Answer these questions from the email below:
(a) On what date did the "Rant" thread begin?
(b) At what URL can the rest of the article be read?
(c) How many questions of clarification does the reply ask permission to pose?
Segment Start: Excerpted text
Hi all, I have posted an article on SquekPeople: I have read the "rant" and "unrant" subject with a mix of uneasiness (embarrassment) and fear. The "Rant" thread began on the 15th of december 2004, and produced a lot of discussion. I will not summarize the thread, because a lot of people read it. Instead, I will go forward and try to find a pragmatic and constructive of helping the community (and yes, I am also very bold and handosome :) << ironic comment).
See the rest on http://people.squeakfoundation.org/article/41.html ....and happy new year :)
Quoting Giovanni Giorgi giovanni.giorgi@siforge.org:
Hi all, I have posted an article on SquekPeople: I have read the "rant" and "unrant" subject with a mix of uneasiness (embarrassment) and fear. The "Rant" thread began on the 15th of december 2004, and produced a lot of discussion. I will not summarize the thread, because a lot of people read it. Instead, I will go forward and try to find a pragmatic and constructive of helping the community (and yes, I am also very bold and handosome :) << ironic comment).
See the rest on http://people.squeakfoundation.org/article/41.html ....and happy new year :)
-- Giovanni Giorgi http://www.squeak.org http://www.siforge.org .............................................................
Thank you for your posting and beeing prepared to volunteer to advance things. I perceive it as an honour that the GNU smalltalk representative is willing to do more for Squeak than he already does ;-)
May I ask you two questions of clarification and add a note.
Segment End: Excerpted text
Segment Start: Material supplied
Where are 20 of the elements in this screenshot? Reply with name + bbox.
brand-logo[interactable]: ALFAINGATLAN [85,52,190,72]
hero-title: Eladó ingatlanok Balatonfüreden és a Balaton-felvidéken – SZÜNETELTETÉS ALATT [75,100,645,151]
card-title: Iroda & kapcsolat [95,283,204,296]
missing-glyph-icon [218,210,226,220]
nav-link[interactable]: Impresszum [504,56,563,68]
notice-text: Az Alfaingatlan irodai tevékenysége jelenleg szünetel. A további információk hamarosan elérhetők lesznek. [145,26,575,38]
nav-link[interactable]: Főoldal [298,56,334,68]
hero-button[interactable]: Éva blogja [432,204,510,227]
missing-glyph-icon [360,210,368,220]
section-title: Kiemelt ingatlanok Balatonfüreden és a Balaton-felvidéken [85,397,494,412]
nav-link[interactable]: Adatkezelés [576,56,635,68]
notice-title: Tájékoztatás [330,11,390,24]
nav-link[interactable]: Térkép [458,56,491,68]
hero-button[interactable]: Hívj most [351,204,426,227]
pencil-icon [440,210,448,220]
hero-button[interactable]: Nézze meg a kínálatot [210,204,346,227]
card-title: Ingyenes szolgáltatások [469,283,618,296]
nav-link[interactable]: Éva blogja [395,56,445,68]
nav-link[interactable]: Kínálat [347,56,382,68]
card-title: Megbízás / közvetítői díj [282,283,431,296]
Segment End: Material supplied
◆ Output of the task:
(a) The 15th of December 2004
(b) http://people.squeakfoundation.org/article/41.html
(c) Two